§ Task brief
Pictures don't belong in the copy; print all the records exactly.

= = = =

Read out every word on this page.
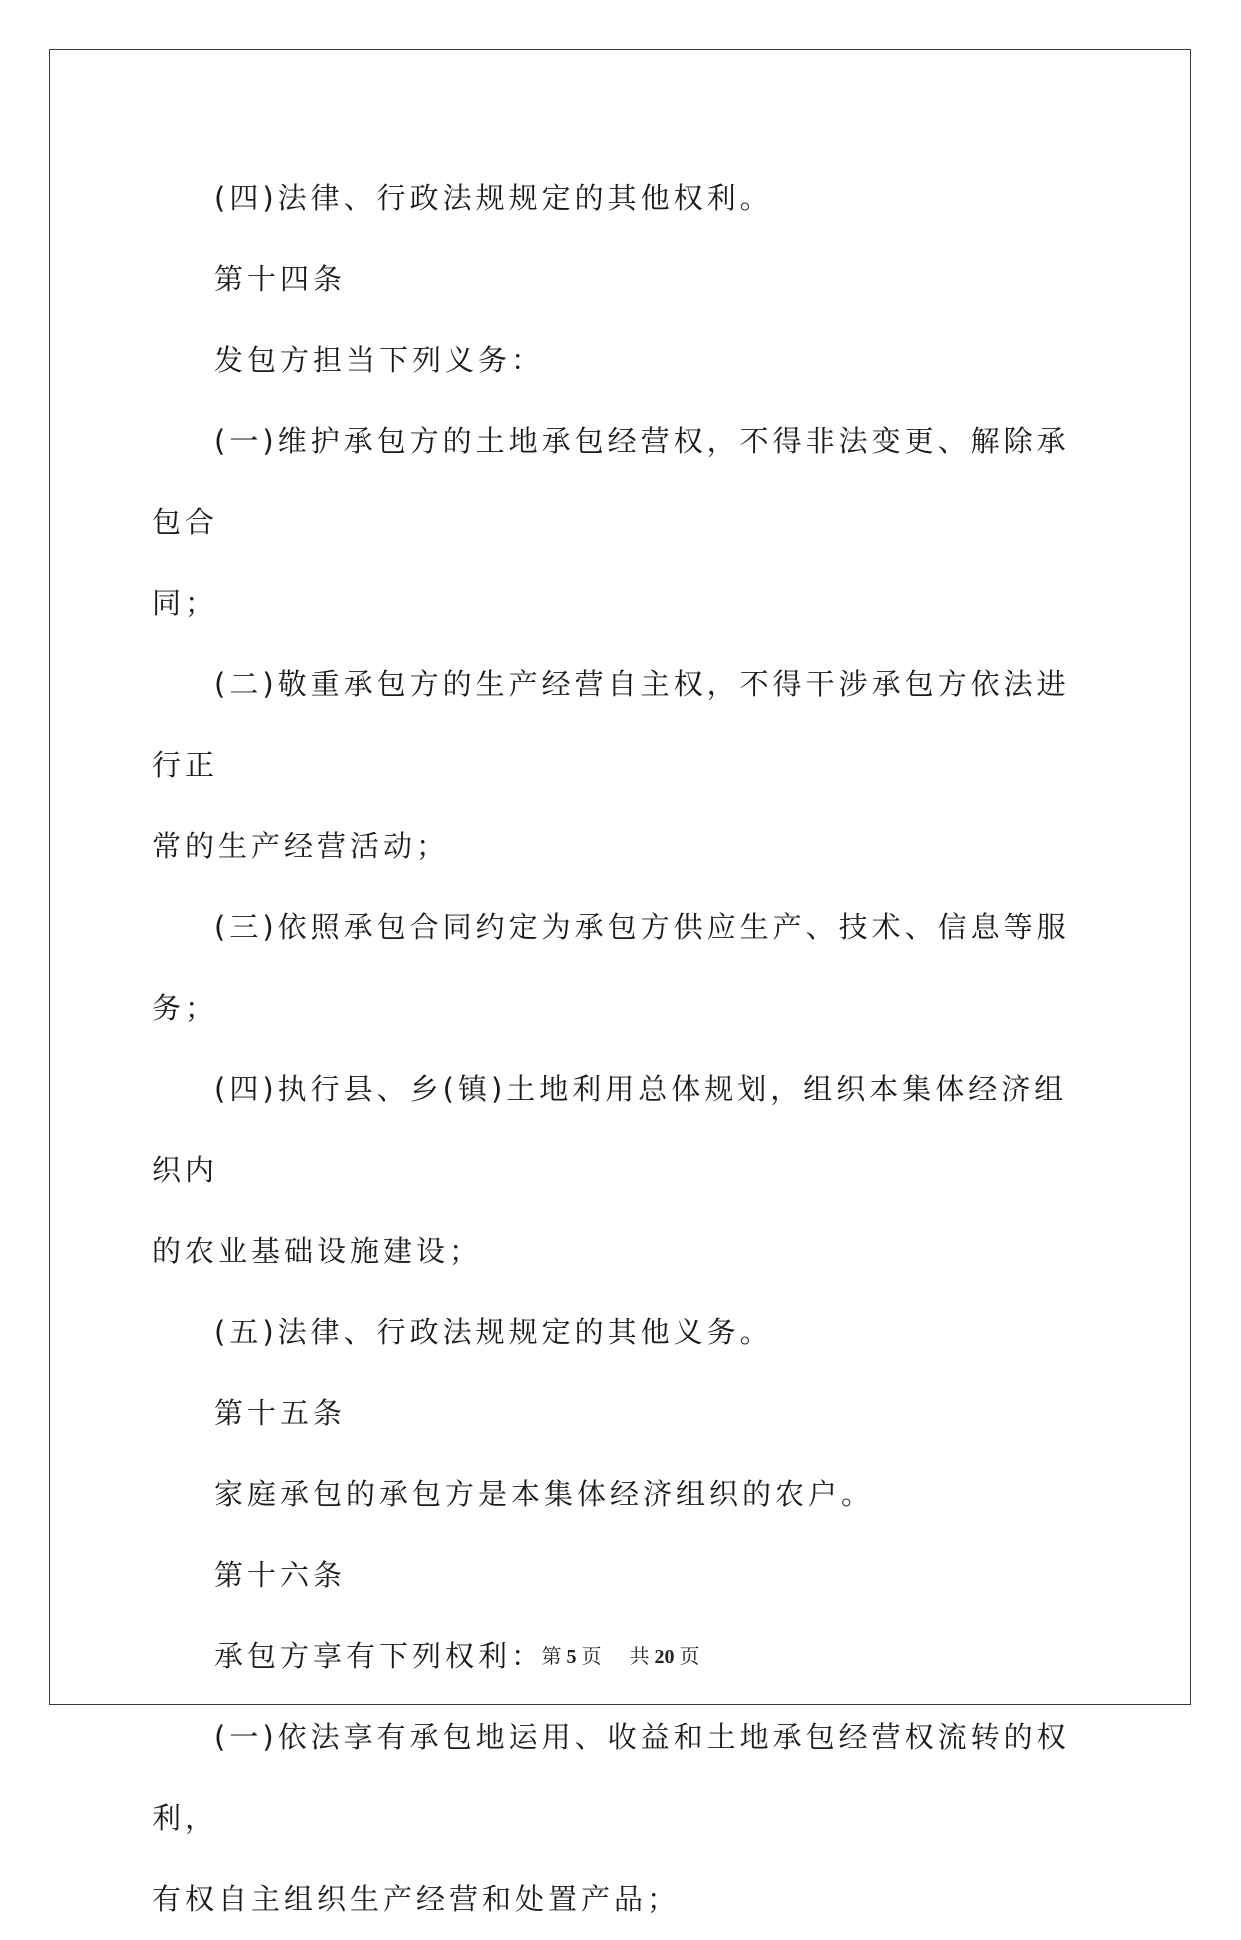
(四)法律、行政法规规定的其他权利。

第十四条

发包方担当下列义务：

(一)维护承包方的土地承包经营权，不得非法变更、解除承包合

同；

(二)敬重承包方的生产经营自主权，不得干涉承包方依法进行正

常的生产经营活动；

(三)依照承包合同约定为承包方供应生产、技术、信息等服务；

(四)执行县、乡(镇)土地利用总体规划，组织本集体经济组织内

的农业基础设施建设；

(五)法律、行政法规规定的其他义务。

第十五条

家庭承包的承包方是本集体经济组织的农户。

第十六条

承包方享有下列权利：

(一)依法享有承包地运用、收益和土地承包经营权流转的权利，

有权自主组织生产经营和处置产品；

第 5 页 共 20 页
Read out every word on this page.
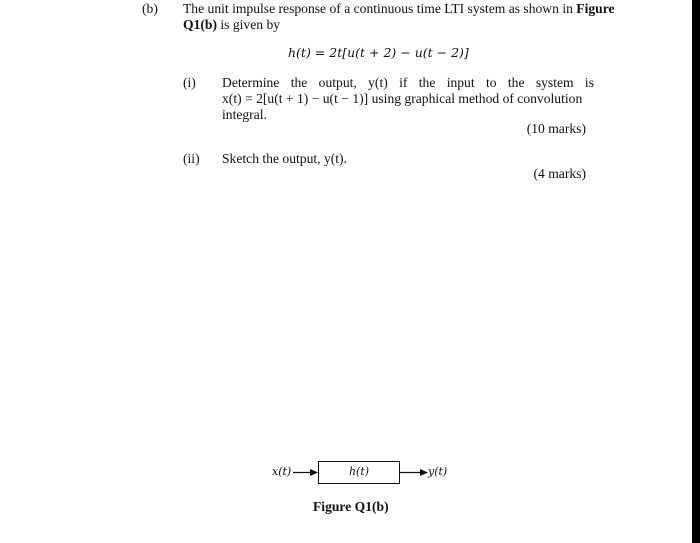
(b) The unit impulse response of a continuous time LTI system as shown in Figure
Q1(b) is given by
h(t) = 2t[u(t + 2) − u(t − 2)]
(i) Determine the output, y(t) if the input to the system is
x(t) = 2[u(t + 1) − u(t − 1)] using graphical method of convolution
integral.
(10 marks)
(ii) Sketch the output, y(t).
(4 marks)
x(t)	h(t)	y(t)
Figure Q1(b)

= = = =

§ Answer to this exercise
Read out every word on this page.
(四)法律、行政法规规定的其他权利。

第十四条

发包方担当下列义务：

(一)维护承包方的土地承包经营权，不得非法变更、解除承包合

同；

(二)敬重承包方的生产经营自主权，不得干涉承包方依法进行正

常的生产经营活动；

(三)依照承包合同约定为承包方供应生产、技术、信息等服务；

(四)执行县、乡(镇)土地利用总体规划，组织本集体经济组织内

的农业基础设施建设；

(五)法律、行政法规规定的其他义务。

第十五条

家庭承包的承包方是本集体经济组织的农户。

第十六条

承包方享有下列权利：

(一)依法享有承包地运用、收益和土地承包经营权流转的权利，

有权自主组织生产经营和处置产品；

第 5 页 共 20 页
Read out every word on this page.
(b) The unit impulse response of a continuous time LTI system as shown in Figure
Q1(b) is given by
h(t) = 2t[u(t + 2) − u(t − 2)]
(i) Determine the output, y(t) if the input to the system is
x(t) = 2[u(t + 1) − u(t − 1)] using graphical method of convolution
integral.
(10 marks)
(ii) Sketch the output, y(t).
(4 marks)
x(t)	h(t)	y(t)
Figure Q1(b)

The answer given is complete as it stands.